Each record must be retyped in full. No character may differ.

#### DATA FOR THIS EXERCISE ####

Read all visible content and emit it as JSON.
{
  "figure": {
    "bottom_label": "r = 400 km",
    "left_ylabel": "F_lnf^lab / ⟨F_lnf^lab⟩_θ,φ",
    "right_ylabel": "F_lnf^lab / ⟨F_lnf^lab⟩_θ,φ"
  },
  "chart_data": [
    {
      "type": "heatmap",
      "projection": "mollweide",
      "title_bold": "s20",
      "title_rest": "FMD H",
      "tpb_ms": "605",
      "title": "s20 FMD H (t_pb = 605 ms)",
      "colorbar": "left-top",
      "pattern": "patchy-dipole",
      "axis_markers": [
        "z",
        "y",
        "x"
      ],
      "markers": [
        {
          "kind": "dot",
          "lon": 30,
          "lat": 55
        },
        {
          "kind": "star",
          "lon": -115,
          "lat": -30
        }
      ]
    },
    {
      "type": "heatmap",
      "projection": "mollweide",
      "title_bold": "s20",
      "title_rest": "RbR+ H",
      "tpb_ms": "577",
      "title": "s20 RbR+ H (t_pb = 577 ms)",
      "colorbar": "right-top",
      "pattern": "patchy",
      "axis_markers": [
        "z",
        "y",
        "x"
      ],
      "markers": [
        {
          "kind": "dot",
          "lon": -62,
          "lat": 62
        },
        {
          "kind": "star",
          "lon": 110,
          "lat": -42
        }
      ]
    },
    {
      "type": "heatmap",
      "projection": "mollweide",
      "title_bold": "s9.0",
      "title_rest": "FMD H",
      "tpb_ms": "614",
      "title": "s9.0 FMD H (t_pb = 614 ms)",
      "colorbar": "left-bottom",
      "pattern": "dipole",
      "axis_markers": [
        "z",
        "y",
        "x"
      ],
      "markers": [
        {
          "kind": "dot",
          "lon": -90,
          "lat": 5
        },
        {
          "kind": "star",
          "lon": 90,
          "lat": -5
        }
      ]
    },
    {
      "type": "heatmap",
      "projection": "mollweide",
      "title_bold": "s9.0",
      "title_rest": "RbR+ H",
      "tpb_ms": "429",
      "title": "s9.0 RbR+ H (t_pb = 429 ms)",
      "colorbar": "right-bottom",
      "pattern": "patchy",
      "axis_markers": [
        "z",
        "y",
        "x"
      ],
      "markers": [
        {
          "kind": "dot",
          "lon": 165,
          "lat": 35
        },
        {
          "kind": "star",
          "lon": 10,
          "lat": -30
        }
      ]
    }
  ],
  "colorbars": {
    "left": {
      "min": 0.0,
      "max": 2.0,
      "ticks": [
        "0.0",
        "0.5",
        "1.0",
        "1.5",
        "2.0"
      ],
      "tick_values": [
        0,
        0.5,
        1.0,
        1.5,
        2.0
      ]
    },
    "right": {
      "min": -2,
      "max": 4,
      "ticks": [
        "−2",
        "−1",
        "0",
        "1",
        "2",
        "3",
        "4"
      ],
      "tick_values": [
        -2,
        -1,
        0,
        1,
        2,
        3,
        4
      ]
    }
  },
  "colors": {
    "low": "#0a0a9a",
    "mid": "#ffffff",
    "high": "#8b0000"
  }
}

####

WRITTEN ANSWER
Read all visible content and emit it as JSON.
{
  "figure": {
    "bottom_label": "r = 400 km",
    "left_ylabel": "F_lnf^lab / ⟨F_lnf^lab⟩_θ,φ",
    "right_ylabel": "F_lnf^lab / ⟨F_lnf^lab⟩_θ,φ"
  },
  "chart_data": [
    {
      "type": "heatmap",
      "projection": "mollweide",
      "title_bold": "s20",
      "title_rest": "FMD H",
      "tpb_ms": "605",
      "title": "s20 FMD H (t_pb = 605 ms)",
      "colorbar": "left-top",
      "pattern": "patchy-dipole",
      "axis_markers": [
        "z",
        "y",
        "x"
      ],
      "markers": [
        {
          "kind": "dot",
          "lon": 30,
          "lat": 55
        },
        {
          "kind": "star",
          "lon": -115,
          "lat": -30
        }
      ]
    },
    {
      "type": "heatmap",
      "projection": "mollweide",
      "title_bold": "s20",
      "title_rest": "RbR+ H",
      "tpb_ms": "577",
      "title": "s20 RbR+ H (t_pb = 577 ms)",
      "colorbar": "right-top",
      "pattern": "patchy",
      "axis_markers": [
        "z",
        "y",
        "x"
      ],
      "markers": [
        {
          "kind": "dot",
          "lon": -62,
          "lat": 62
        },
        {
          "kind": "star",
          "lon": 110,
          "lat": -42
        }
      ]
    },
    {
      "type": "heatmap",
      "projection": "mollweide",
      "title_bold": "s9.0",
      "title_rest": "FMD H",
      "tpb_ms": "614",
      "title": "s9.0 FMD H (t_pb = 614 ms)",
      "colorbar": "left-bottom",
      "pattern": "dipole",
      "axis_markers": [
        "z",
        "y",
        "x"
      ],
      "markers": [
        {
          "kind": "dot",
          "lon": -90,
          "lat": 5
        },
        {
          "kind": "star",
          "lon": 90,
          "lat": -5
        }
      ]
    },
    {
      "type": "heatmap",
      "projection": "mollweide",
      "title_bold": "s9.0",
      "title_rest": "RbR+ H",
      "tpb_ms": "429",
      "title": "s9.0 RbR+ H (t_pb = 429 ms)",
      "colorbar": "right-bottom",
      "pattern": "patchy",
      "axis_markers": [
        "z",
        "y",
        "x"
      ],
      "markers": [
        {
          "kind": "dot",
          "lon": 165,
          "lat": 35
        },
        {
          "kind": "star",
          "lon": 10,
          "lat": -30
        }
      ]
    }
  ],
  "colorbars": {
    "left": {
      "min": 0.0,
      "max": 2.0,
      "ticks": [
        "0.0",
        "0.5",
        "1.0",
        "1.5",
        "2.0"
      ],
      "tick_values": [
        0,
        0.5,
        1.0,
        1.5,
        2.0
      ]
    },
    "right": {
      "min": -2,
      "max": 4,
      "ticks": [
        "−2",
        "−1",
        "0",
        "1",
        "2",
        "3",
        "4"
      ],
      "tick_values": [
        -2,
        -1,
        0,
        1,
        2,
        3,
        4
      ]
    }
  },
  "colors": {
    "low": "#0a0a9a",
    "mid": "#ffffff",
    "high": "#8b0000"
  }
}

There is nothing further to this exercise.